Search the data for the word "pose" and copy every line that contains it.

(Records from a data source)
START
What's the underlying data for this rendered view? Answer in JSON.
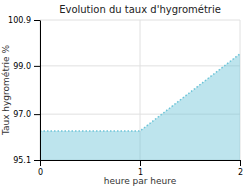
{
  "chart_data": {
    "type": "area",
    "title": "Evolution du taux d'hygrométrie",
    "xlabel": "heure par heure",
    "ylabel": "Taux hygrométrie %",
    "x": [
      0,
      1,
      2
    ],
    "values": [
      96.3,
      96.3,
      99.5
    ],
    "xlim": [
      0,
      2
    ],
    "ylim": [
      95.1,
      100.9
    ],
    "xticks": [
      0,
      1,
      2
    ],
    "yticks": [
      95.1,
      {
        "value": 97.0,
        "label": "97.0"
      },
      {
        "value": 99.0,
        "label": "99.0"
      },
      100.9
    ],
    "color": "#6cc4d8",
    "line_style": "dotted",
    "grid": true
  }
}
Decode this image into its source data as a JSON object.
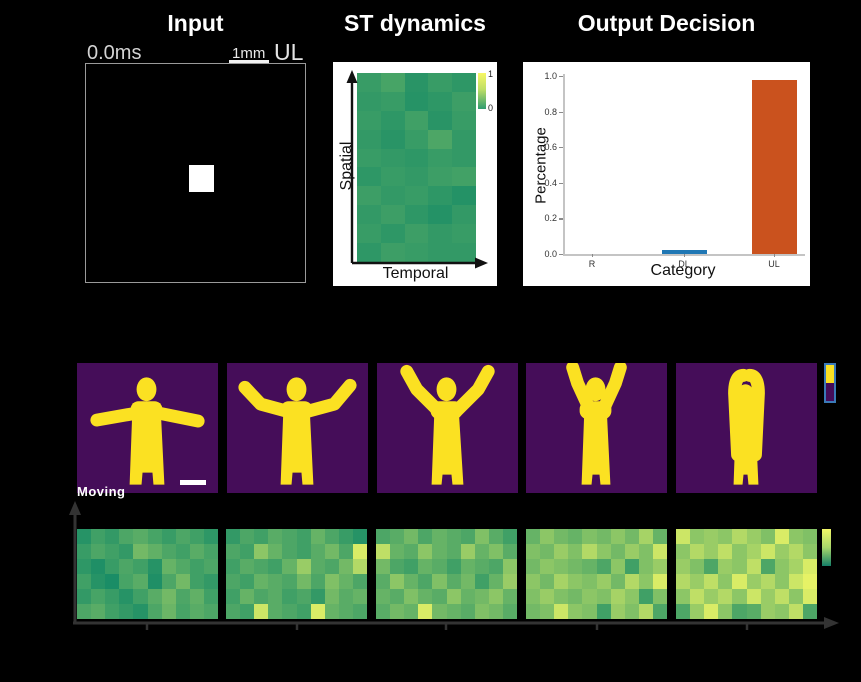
{
  "figure": {
    "panels": {
      "input": {
        "title": "Input",
        "time_label": "0.0ms",
        "scale_label": "1mm",
        "class_label": "UL"
      },
      "st_dynamics": {
        "title": "ST dynamics",
        "y_axis_label": "Spatial",
        "x_axis_label": "Temporal",
        "colorbar_top_label": "1",
        "colorbar_bottom_label": "0"
      },
      "output_decision": {
        "title": "Output Decision",
        "y_axis_label": "Percentage",
        "x_axis_label": "Category"
      },
      "gesture_frames": {
        "motion_label": "Moving",
        "frames": [
          {
            "pose": "arms-out"
          },
          {
            "pose": "arms-raising-low"
          },
          {
            "pose": "arms-raising-mid"
          },
          {
            "pose": "arms-raising-high"
          },
          {
            "pose": "arms-up"
          }
        ]
      }
    },
    "colors": {
      "silhouette_bg": "#450d59",
      "silhouette_fg": "#fbe122",
      "bar_blue": "#1f77b4",
      "bar_orange": "#ca521e",
      "axis_dark": "#333333",
      "heat_low": "#008066",
      "heat_high": "#ffff66"
    }
  },
  "chart_data": [
    {
      "type": "bar",
      "title": "Output Decision",
      "categories": [
        "R",
        "DL",
        "UL"
      ],
      "values": [
        0.0,
        0.02,
        0.98
      ],
      "bar_colors": [
        "#1f77b4",
        "#1f77b4",
        "#ca521e"
      ],
      "xlabel": "Category",
      "ylabel": "Percentage",
      "ylim": [
        0,
        1
      ],
      "yticks": [
        0.0,
        0.2,
        0.4,
        0.6,
        0.8,
        1.0
      ],
      "legend": false,
      "grid": false
    },
    {
      "type": "heatmap",
      "xlabel": "Temporal",
      "ylabel": "Spatial",
      "colorbar_range": [
        0,
        1
      ],
      "rows": 10,
      "cols": 5,
      "values": [
        [
          0.22,
          0.28,
          0.16,
          0.22,
          0.18
        ],
        [
          0.2,
          0.22,
          0.15,
          0.18,
          0.24
        ],
        [
          0.22,
          0.18,
          0.25,
          0.16,
          0.22
        ],
        [
          0.2,
          0.16,
          0.22,
          0.3,
          0.2
        ],
        [
          0.22,
          0.2,
          0.18,
          0.22,
          0.2
        ],
        [
          0.18,
          0.22,
          0.2,
          0.24,
          0.26
        ],
        [
          0.24,
          0.2,
          0.22,
          0.18,
          0.14
        ],
        [
          0.2,
          0.24,
          0.18,
          0.14,
          0.2
        ],
        [
          0.22,
          0.18,
          0.24,
          0.2,
          0.22
        ],
        [
          0.18,
          0.24,
          0.22,
          0.2,
          0.2
        ]
      ]
    },
    {
      "type": "heatmap-sequence",
      "frames": 5,
      "rows": 6,
      "cols": 10,
      "colorbar_range": [
        0,
        1
      ],
      "values": [
        [
          [
            0.15,
            0.25,
            0.2,
            0.3,
            0.35,
            0.28,
            0.22,
            0.3,
            0.25,
            0.18
          ],
          [
            0.22,
            0.3,
            0.25,
            0.2,
            0.45,
            0.38,
            0.3,
            0.25,
            0.35,
            0.28
          ],
          [
            0.18,
            0.12,
            0.22,
            0.3,
            0.25,
            0.15,
            0.4,
            0.32,
            0.25,
            0.3
          ],
          [
            0.25,
            0.15,
            0.1,
            0.28,
            0.35,
            0.12,
            0.3,
            0.45,
            0.25,
            0.2
          ],
          [
            0.2,
            0.28,
            0.22,
            0.15,
            0.25,
            0.35,
            0.45,
            0.3,
            0.38,
            0.25
          ],
          [
            0.3,
            0.35,
            0.25,
            0.2,
            0.15,
            0.3,
            0.42,
            0.28,
            0.35,
            0.3
          ]
        ],
        [
          [
            0.2,
            0.3,
            0.25,
            0.35,
            0.3,
            0.25,
            0.4,
            0.3,
            0.22,
            0.15
          ],
          [
            0.3,
            0.25,
            0.55,
            0.4,
            0.3,
            0.25,
            0.35,
            0.45,
            0.3,
            0.85
          ],
          [
            0.25,
            0.35,
            0.3,
            0.25,
            0.4,
            0.6,
            0.35,
            0.3,
            0.45,
            0.7
          ],
          [
            0.3,
            0.25,
            0.4,
            0.35,
            0.3,
            0.45,
            0.3,
            0.5,
            0.4,
            0.3
          ],
          [
            0.25,
            0.4,
            0.3,
            0.35,
            0.25,
            0.3,
            0.2,
            0.45,
            0.35,
            0.4
          ],
          [
            0.3,
            0.25,
            0.8,
            0.35,
            0.3,
            0.25,
            0.85,
            0.4,
            0.35,
            0.3
          ]
        ],
        [
          [
            0.3,
            0.35,
            0.45,
            0.3,
            0.4,
            0.35,
            0.3,
            0.5,
            0.35,
            0.25
          ],
          [
            0.75,
            0.4,
            0.35,
            0.55,
            0.4,
            0.35,
            0.6,
            0.4,
            0.5,
            0.35
          ],
          [
            0.45,
            0.3,
            0.25,
            0.4,
            0.35,
            0.25,
            0.4,
            0.35,
            0.3,
            0.55
          ],
          [
            0.35,
            0.55,
            0.4,
            0.3,
            0.5,
            0.35,
            0.45,
            0.25,
            0.4,
            0.6
          ],
          [
            0.4,
            0.35,
            0.5,
            0.4,
            0.35,
            0.55,
            0.4,
            0.45,
            0.55,
            0.4
          ],
          [
            0.35,
            0.45,
            0.4,
            0.85,
            0.45,
            0.4,
            0.35,
            0.5,
            0.45,
            0.35
          ]
        ],
        [
          [
            0.4,
            0.55,
            0.45,
            0.4,
            0.5,
            0.45,
            0.55,
            0.45,
            0.65,
            0.4
          ],
          [
            0.5,
            0.45,
            0.6,
            0.5,
            0.7,
            0.55,
            0.45,
            0.6,
            0.5,
            0.8
          ],
          [
            0.45,
            0.55,
            0.5,
            0.45,
            0.4,
            0.3,
            0.55,
            0.25,
            0.5,
            0.6
          ],
          [
            0.55,
            0.45,
            0.65,
            0.55,
            0.5,
            0.6,
            0.45,
            0.7,
            0.55,
            0.85
          ],
          [
            0.5,
            0.6,
            0.5,
            0.45,
            0.55,
            0.5,
            0.65,
            0.55,
            0.25,
            0.5
          ],
          [
            0.45,
            0.5,
            0.8,
            0.55,
            0.5,
            0.25,
            0.6,
            0.5,
            0.7,
            0.3
          ]
        ],
        [
          [
            0.8,
            0.55,
            0.6,
            0.55,
            0.7,
            0.6,
            0.5,
            0.85,
            0.55,
            0.5
          ],
          [
            0.55,
            0.7,
            0.6,
            0.75,
            0.55,
            0.65,
            0.8,
            0.6,
            0.7,
            0.55
          ],
          [
            0.6,
            0.5,
            0.3,
            0.6,
            0.55,
            0.75,
            0.3,
            0.55,
            0.65,
            0.85
          ],
          [
            0.7,
            0.6,
            0.75,
            0.55,
            0.85,
            0.6,
            0.7,
            0.55,
            0.8,
            0.9
          ],
          [
            0.55,
            0.75,
            0.6,
            0.7,
            0.55,
            0.8,
            0.6,
            0.75,
            0.55,
            0.85
          ],
          [
            0.3,
            0.6,
            0.85,
            0.55,
            0.3,
            0.35,
            0.6,
            0.55,
            0.75,
            0.3
          ]
        ]
      ]
    }
  ]
}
END
◆ Output for this task:
            "pose": "arms-out"
            "pose": "arms-raising-low"
            "pose": "arms-raising-mid"
            "pose": "arms-raising-high"
            "pose": "arms-up"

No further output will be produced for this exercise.